Lines containing the word "senectute" are to be located and copied.

━━━ INFORMATION SHOWN ━━━

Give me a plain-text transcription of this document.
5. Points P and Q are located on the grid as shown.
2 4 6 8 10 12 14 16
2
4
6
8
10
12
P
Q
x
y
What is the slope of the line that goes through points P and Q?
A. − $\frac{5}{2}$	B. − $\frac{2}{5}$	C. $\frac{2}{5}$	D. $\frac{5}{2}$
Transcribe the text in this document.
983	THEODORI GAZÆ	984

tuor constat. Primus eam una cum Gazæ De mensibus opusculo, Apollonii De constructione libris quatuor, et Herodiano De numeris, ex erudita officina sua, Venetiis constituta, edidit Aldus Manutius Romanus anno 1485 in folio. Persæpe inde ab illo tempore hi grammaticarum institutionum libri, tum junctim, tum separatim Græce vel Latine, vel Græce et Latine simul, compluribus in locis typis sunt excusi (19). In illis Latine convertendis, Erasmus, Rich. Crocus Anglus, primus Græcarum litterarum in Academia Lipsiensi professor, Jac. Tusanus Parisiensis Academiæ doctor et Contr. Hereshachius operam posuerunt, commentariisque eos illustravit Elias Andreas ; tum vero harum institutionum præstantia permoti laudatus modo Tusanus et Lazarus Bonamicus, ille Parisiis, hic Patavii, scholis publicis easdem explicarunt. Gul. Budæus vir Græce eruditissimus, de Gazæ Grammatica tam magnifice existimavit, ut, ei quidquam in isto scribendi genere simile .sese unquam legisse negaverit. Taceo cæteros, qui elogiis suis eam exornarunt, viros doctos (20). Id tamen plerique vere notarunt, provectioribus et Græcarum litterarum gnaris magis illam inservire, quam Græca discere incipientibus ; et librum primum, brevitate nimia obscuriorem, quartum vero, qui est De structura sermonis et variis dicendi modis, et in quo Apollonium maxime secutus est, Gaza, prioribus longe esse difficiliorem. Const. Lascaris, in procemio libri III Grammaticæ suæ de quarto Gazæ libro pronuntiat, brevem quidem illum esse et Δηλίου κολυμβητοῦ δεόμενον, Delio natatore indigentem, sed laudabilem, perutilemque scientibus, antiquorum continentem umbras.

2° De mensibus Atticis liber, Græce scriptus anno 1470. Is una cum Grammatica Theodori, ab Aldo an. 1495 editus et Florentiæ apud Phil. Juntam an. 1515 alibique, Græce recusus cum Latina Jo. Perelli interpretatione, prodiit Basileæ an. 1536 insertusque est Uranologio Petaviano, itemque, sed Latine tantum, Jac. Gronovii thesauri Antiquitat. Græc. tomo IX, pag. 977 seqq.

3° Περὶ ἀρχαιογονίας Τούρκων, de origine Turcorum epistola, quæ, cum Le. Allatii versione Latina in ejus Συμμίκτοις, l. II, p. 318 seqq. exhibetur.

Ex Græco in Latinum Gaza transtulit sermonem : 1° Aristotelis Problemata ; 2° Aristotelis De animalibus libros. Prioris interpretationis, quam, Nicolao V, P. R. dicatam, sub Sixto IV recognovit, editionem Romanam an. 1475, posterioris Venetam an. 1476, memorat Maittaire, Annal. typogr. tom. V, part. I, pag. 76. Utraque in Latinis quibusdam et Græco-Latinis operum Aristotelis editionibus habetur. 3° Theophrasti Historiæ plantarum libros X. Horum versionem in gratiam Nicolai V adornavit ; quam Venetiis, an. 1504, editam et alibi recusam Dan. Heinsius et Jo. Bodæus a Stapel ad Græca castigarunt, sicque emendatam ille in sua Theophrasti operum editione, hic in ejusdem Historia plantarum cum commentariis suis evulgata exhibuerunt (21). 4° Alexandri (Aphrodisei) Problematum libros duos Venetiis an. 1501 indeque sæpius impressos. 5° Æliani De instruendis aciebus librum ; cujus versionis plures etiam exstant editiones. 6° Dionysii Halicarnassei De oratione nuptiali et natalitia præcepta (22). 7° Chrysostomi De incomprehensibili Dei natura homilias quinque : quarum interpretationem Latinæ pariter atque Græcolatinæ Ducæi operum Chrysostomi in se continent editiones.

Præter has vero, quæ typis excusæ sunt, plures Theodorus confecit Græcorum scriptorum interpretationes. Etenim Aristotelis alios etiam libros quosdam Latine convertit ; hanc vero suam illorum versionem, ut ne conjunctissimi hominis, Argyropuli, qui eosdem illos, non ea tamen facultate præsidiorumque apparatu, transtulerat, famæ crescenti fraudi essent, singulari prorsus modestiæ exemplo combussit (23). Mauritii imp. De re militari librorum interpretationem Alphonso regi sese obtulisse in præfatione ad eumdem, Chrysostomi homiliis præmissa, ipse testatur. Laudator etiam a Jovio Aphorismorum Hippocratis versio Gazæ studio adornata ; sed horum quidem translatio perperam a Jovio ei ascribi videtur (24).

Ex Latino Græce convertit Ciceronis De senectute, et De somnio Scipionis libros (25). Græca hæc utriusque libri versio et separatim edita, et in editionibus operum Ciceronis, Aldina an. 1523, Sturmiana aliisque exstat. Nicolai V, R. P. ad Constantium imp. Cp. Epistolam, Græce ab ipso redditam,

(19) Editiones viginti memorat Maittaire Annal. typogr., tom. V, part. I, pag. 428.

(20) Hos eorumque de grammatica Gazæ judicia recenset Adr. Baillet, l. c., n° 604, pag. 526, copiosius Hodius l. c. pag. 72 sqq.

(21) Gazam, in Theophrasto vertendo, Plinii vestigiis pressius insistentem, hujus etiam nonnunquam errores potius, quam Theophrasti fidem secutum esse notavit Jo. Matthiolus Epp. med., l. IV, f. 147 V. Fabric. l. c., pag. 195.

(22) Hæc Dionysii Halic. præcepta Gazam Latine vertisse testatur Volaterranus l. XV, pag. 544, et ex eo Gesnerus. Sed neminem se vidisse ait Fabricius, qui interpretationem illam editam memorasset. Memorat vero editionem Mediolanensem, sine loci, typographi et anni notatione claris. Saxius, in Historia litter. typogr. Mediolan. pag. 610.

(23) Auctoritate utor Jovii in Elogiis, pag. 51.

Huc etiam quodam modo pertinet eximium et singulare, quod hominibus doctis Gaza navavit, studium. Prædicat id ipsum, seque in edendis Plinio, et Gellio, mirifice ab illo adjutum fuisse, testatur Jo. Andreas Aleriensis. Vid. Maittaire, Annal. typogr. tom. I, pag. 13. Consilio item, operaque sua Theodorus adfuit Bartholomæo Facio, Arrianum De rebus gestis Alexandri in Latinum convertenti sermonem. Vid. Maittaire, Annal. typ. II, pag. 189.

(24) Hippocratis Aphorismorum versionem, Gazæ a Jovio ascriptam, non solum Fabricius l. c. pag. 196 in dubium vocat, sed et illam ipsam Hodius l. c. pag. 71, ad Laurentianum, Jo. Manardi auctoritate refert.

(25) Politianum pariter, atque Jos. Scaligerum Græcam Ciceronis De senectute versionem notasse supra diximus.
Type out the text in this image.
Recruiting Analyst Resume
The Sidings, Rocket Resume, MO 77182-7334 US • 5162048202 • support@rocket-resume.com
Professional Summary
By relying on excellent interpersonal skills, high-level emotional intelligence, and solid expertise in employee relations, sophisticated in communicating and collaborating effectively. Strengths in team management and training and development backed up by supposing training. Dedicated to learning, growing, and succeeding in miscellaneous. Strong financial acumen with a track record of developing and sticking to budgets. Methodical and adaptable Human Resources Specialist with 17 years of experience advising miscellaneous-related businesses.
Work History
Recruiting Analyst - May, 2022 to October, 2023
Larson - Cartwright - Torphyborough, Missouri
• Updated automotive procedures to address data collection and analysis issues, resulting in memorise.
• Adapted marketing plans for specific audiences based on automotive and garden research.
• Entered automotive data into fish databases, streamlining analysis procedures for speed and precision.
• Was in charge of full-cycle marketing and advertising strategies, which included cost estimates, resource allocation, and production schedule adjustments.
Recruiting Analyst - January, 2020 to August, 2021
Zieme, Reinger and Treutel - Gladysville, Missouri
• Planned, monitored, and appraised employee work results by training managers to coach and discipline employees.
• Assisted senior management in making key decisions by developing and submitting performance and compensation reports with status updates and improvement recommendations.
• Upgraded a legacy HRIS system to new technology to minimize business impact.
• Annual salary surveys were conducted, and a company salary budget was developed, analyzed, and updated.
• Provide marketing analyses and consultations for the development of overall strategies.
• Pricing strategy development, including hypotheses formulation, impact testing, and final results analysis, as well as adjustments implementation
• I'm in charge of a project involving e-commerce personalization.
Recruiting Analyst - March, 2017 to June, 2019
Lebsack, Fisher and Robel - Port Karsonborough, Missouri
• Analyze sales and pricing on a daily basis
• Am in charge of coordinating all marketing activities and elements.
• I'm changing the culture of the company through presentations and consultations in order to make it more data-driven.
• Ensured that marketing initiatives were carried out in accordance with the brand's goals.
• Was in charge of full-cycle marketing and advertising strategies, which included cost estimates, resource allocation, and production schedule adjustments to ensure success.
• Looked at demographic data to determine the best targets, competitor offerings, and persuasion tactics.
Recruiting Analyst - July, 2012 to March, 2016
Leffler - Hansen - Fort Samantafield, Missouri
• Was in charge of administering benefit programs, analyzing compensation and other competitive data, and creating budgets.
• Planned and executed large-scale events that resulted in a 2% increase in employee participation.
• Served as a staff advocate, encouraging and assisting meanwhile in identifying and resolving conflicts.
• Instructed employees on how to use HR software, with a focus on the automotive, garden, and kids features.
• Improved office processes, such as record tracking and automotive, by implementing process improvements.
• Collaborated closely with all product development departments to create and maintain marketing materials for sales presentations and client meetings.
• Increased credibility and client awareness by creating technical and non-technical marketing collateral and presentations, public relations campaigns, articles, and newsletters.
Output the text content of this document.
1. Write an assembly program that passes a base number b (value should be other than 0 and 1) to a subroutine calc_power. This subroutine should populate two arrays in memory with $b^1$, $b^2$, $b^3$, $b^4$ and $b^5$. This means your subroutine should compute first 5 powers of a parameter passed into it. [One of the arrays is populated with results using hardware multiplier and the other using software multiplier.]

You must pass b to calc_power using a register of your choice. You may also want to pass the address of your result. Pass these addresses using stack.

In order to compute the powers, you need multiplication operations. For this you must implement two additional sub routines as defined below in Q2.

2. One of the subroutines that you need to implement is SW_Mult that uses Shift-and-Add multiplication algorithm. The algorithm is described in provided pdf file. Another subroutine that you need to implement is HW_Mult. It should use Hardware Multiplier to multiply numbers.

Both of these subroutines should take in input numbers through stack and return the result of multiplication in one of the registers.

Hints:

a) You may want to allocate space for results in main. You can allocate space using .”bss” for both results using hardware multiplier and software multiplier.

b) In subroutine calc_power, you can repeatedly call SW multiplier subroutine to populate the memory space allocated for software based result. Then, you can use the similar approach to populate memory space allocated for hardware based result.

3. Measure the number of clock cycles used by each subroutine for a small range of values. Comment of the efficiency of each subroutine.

━━━

▸ **FULL SOLUTION**
Ex Latino Græce convertit Ciceronis De senectute, et De somnio Scipionis libros (25). Græca hæc utriusque libri versio et separatim edita, et in editionibus operum Ciceronis, Aldina an. 1523, Sturmiana aliisque exstat. Nicolai V, R. P. ad Constantium imp. Cp. Epistolam, Græce ab ipso redditam,
(25) Politianum pariter, atque Jos. Scaligerum Græcam Ciceronis De senectute versionem notasse supra diximus.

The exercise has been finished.